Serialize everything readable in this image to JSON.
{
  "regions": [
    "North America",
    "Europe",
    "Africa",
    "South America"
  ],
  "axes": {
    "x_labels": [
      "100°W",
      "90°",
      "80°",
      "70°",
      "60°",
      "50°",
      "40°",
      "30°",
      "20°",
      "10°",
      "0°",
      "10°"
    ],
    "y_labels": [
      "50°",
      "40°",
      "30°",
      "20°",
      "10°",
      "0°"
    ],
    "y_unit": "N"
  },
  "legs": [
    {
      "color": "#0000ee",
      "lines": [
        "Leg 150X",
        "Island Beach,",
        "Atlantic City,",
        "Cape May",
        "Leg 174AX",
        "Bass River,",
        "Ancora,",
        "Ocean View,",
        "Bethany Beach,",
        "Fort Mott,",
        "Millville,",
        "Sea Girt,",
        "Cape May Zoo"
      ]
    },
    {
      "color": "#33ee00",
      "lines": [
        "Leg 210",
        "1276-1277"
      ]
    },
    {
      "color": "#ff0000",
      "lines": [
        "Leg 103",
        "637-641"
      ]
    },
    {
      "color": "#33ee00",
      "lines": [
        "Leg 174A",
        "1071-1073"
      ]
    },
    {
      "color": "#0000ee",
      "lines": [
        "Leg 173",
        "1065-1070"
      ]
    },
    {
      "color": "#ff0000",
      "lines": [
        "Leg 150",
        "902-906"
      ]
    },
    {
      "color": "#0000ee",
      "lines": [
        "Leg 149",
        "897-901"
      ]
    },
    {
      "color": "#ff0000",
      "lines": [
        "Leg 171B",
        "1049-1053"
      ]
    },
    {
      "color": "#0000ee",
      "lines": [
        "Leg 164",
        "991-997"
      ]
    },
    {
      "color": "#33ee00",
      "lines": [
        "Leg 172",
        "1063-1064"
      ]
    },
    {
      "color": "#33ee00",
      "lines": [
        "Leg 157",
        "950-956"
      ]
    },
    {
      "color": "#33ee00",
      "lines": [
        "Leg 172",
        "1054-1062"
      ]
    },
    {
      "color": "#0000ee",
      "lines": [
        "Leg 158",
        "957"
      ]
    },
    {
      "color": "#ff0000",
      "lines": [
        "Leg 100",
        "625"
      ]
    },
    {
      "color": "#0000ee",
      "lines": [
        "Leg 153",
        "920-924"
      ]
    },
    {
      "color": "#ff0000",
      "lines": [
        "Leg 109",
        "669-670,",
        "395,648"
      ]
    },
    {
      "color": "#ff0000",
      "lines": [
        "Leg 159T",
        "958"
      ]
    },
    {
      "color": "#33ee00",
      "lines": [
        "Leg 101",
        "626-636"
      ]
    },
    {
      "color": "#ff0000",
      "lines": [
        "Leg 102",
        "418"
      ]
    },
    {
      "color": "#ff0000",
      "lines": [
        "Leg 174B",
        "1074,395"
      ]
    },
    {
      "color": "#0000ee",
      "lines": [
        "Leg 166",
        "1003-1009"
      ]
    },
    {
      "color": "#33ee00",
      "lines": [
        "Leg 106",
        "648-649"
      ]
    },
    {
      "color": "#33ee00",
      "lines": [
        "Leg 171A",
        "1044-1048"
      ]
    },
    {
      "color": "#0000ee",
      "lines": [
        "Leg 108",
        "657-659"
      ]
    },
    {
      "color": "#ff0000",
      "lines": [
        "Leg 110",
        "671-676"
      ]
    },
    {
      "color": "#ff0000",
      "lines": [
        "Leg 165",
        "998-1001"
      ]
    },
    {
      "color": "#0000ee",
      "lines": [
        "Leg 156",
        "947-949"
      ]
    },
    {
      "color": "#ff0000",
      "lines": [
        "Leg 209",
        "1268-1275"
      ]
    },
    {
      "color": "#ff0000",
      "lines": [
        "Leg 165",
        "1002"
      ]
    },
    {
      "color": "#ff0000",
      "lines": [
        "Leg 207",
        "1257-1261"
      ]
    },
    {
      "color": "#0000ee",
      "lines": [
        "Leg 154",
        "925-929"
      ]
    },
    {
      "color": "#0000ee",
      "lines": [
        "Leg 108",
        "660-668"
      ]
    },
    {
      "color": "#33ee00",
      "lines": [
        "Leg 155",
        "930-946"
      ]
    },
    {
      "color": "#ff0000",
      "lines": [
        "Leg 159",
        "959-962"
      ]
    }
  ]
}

· · · ·

PROBLEM DESCRIPTION
Reproduce all data above, unchanged.

EXERCISE SOLUTION
Serialize everything readable in this image to JSON.
{
  "regions": [
    "North America",
    "Europe",
    "Africa",
    "South America"
  ],
  "axes": {
    "x_labels": [
      "100°W",
      "90°",
      "80°",
      "70°",
      "60°",
      "50°",
      "40°",
      "30°",
      "20°",
      "10°",
      "0°",
      "10°"
    ],
    "y_labels": [
      "50°",
      "40°",
      "30°",
      "20°",
      "10°",
      "0°"
    ],
    "y_unit": "N"
  },
  "legs": [
    {
      "color": "#0000ee",
      "lines": [
        "Leg 150X",
        "Island Beach,",
        "Atlantic City,",
        "Cape May",
        "Leg 174AX",
        "Bass River,",
        "Ancora,",
        "Ocean View,",
        "Bethany Beach,",
        "Fort Mott,",
        "Millville,",
        "Sea Girt,",
        "Cape May Zoo"
      ]
    },
    {
      "color": "#33ee00",
      "lines": [
        "Leg 210",
        "1276-1277"
      ]
    },
    {
      "color": "#ff0000",
      "lines": [
        "Leg 103",
        "637-641"
      ]
    },
    {
      "color": "#33ee00",
      "lines": [
        "Leg 174A",
        "1071-1073"
      ]
    },
    {
      "color": "#0000ee",
      "lines": [
        "Leg 173",
        "1065-1070"
      ]
    },
    {
      "color": "#ff0000",
      "lines": [
        "Leg 150",
        "902-906"
      ]
    },
    {
      "color": "#0000ee",
      "lines": [
        "Leg 149",
        "897-901"
      ]
    },
    {
      "color": "#ff0000",
      "lines": [
        "Leg 171B",
        "1049-1053"
      ]
    },
    {
      "color": "#0000ee",
      "lines": [
        "Leg 164",
        "991-997"
      ]
    },
    {
      "color": "#33ee00",
      "lines": [
        "Leg 172",
        "1063-1064"
      ]
    },
    {
      "color": "#33ee00",
      "lines": [
        "Leg 157",
        "950-956"
      ]
    },
    {
      "color": "#33ee00",
      "lines": [
        "Leg 172",
        "1054-1062"
      ]
    },
    {
      "color": "#0000ee",
      "lines": [
        "Leg 158",
        "957"
      ]
    },
    {
      "color": "#ff0000",
      "lines": [
        "Leg 100",
        "625"
      ]
    },
    {
      "color": "#0000ee",
      "lines": [
        "Leg 153",
        "920-924"
      ]
    },
    {
      "color": "#ff0000",
      "lines": [
        "Leg 109",
        "669-670,",
        "395,648"
      ]
    },
    {
      "color": "#ff0000",
      "lines": [
        "Leg 159T",
        "958"
      ]
    },
    {
      "color": "#33ee00",
      "lines": [
        "Leg 101",
        "626-636"
      ]
    },
    {
      "color": "#ff0000",
      "lines": [
        "Leg 102",
        "418"
      ]
    },
    {
      "color": "#ff0000",
      "lines": [
        "Leg 174B",
        "1074,395"
      ]
    },
    {
      "color": "#0000ee",
      "lines": [
        "Leg 166",
        "1003-1009"
      ]
    },
    {
      "color": "#33ee00",
      "lines": [
        "Leg 106",
        "648-649"
      ]
    },
    {
      "color": "#33ee00",
      "lines": [
        "Leg 171A",
        "1044-1048"
      ]
    },
    {
      "color": "#0000ee",
      "lines": [
        "Leg 108",
        "657-659"
      ]
    },
    {
      "color": "#ff0000",
      "lines": [
        "Leg 110",
        "671-676"
      ]
    },
    {
      "color": "#ff0000",
      "lines": [
        "Leg 165",
        "998-1001"
      ]
    },
    {
      "color": "#0000ee",
      "lines": [
        "Leg 156",
        "947-949"
      ]
    },
    {
      "color": "#ff0000",
      "lines": [
        "Leg 209",
        "1268-1275"
      ]
    },
    {
      "color": "#ff0000",
      "lines": [
        "Leg 165",
        "1002"
      ]
    },
    {
      "color": "#ff0000",
      "lines": [
        "Leg 207",
        "1257-1261"
      ]
    },
    {
      "color": "#0000ee",
      "lines": [
        "Leg 154",
        "925-929"
      ]
    },
    {
      "color": "#0000ee",
      "lines": [
        "Leg 108",
        "660-668"
      ]
    },
    {
      "color": "#33ee00",
      "lines": [
        "Leg 155",
        "930-946"
      ]
    },
    {
      "color": "#ff0000",
      "lines": [
        "Leg 159",
        "959-962"
      ]
    }
  ]
}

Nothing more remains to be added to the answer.